Will you transcribe the entries that follow, exactly and in full?

──────── Record set

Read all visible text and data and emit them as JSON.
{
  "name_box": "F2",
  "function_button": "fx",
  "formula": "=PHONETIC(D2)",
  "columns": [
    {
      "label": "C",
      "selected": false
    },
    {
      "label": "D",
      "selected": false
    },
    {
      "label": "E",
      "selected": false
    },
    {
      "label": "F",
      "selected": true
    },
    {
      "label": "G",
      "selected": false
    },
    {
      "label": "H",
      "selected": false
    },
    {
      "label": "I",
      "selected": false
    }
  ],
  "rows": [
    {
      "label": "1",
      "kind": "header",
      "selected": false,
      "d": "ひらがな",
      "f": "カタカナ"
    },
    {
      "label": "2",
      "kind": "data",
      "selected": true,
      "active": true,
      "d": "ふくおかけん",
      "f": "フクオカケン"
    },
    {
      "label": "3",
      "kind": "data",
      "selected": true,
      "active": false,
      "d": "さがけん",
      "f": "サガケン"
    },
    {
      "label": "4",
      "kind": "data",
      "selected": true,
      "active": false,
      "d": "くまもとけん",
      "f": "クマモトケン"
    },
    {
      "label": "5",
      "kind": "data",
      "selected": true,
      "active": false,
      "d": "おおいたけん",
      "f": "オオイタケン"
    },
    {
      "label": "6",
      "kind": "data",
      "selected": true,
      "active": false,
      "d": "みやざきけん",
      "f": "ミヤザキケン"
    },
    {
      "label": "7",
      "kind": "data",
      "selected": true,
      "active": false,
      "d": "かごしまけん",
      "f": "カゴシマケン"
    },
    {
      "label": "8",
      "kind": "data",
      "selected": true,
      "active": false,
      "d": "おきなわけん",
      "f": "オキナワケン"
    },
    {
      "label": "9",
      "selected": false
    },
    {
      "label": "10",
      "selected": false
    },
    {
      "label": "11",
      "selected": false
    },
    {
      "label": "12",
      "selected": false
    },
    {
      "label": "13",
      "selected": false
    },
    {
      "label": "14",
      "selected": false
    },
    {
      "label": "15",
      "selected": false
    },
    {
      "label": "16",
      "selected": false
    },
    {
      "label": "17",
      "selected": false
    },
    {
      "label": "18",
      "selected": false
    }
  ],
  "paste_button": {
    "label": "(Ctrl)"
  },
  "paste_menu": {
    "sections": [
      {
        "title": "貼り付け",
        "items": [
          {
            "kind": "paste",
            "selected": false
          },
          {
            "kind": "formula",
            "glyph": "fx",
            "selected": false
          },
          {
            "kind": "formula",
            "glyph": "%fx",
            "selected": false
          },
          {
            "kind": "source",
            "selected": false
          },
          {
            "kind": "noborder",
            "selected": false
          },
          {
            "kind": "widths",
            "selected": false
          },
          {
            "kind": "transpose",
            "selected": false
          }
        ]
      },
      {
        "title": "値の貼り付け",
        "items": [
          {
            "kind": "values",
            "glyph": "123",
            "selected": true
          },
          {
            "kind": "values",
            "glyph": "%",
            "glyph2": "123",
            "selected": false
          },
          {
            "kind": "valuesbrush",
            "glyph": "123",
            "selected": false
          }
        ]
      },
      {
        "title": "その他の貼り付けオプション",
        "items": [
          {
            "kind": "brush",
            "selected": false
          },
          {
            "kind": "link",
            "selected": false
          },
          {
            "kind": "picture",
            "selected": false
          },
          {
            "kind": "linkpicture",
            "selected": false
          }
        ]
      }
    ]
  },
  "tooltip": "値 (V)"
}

────────────────

# Full response
Read all visible text and data and emit them as JSON.
{
  "name_box": "F2",
  "function_button": "fx",
  "formula": "=PHONETIC(D2)",
  "columns": [
    {
      "label": "C",
      "selected": false
    },
    {
      "label": "D",
      "selected": false
    },
    {
      "label": "E",
      "selected": false
    },
    {
      "label": "F",
      "selected": true
    },
    {
      "label": "G",
      "selected": false
    },
    {
      "label": "H",
      "selected": false
    },
    {
      "label": "I",
      "selected": false
    }
  ],
  "rows": [
    {
      "label": "1",
      "kind": "header",
      "selected": false,
      "d": "ひらがな",
      "f": "カタカナ"
    },
    {
      "label": "2",
      "kind": "data",
      "selected": true,
      "active": true,
      "d": "ふくおかけん",
      "f": "フクオカケン"
    },
    {
      "label": "3",
      "kind": "data",
      "selected": true,
      "active": false,
      "d": "さがけん",
      "f": "サガケン"
    },
    {
      "label": "4",
      "kind": "data",
      "selected": true,
      "active": false,
      "d": "くまもとけん",
      "f": "クマモトケン"
    },
    {
      "label": "5",
      "kind": "data",
      "selected": true,
      "active": false,
      "d": "おおいたけん",
      "f": "オオイタケン"
    },
    {
      "label": "6",
      "kind": "data",
      "selected": true,
      "active": false,
      "d": "みやざきけん",
      "f": "ミヤザキケン"
    },
    {
      "label": "7",
      "kind": "data",
      "selected": true,
      "active": false,
      "d": "かごしまけん",
      "f": "カゴシマケン"
    },
    {
      "label": "8",
      "kind": "data",
      "selected": true,
      "active": false,
      "d": "おきなわけん",
      "f": "オキナワケン"
    },
    {
      "label": "9",
      "selected": false
    },
    {
      "label": "10",
      "selected": false
    },
    {
      "label": "11",
      "selected": false
    },
    {
      "label": "12",
      "selected": false
    },
    {
      "label": "13",
      "selected": false
    },
    {
      "label": "14",
      "selected": false
    },
    {
      "label": "15",
      "selected": false
    },
    {
      "label": "16",
      "selected": false
    },
    {
      "label": "17",
      "selected": false
    },
    {
      "label": "18",
      "selected": false
    }
  ],
  "paste_button": {
    "label": "(Ctrl)"
  },
  "paste_menu": {
    "sections": [
      {
        "title": "貼り付け",
        "items": [
          {
            "kind": "paste",
            "selected": false
          },
          {
            "kind": "formula",
            "glyph": "fx",
            "selected": false
          },
          {
            "kind": "formula",
            "glyph": "%fx",
            "selected": false
          },
          {
            "kind": "source",
            "selected": false
          },
          {
            "kind": "noborder",
            "selected": false
          },
          {
            "kind": "widths",
            "selected": false
          },
          {
            "kind": "transpose",
            "selected": false
          }
        ]
      },
      {
        "title": "値の貼り付け",
        "items": [
          {
            "kind": "values",
            "glyph": "123",
            "selected": true
          },
          {
            "kind": "values",
            "glyph": "%",
            "glyph2": "123",
            "selected": false
          },
          {
            "kind": "valuesbrush",
            "glyph": "123",
            "selected": false
          }
        ]
      },
      {
        "title": "その他の貼り付けオプション",
        "items": [
          {
            "kind": "brush",
            "selected": false
          },
          {
            "kind": "link",
            "selected": false
          },
          {
            "kind": "picture",
            "selected": false
          },
          {
            "kind": "linkpicture",
            "selected": false
          }
        ]
      }
    ]
  },
  "tooltip": "値 (V)"
}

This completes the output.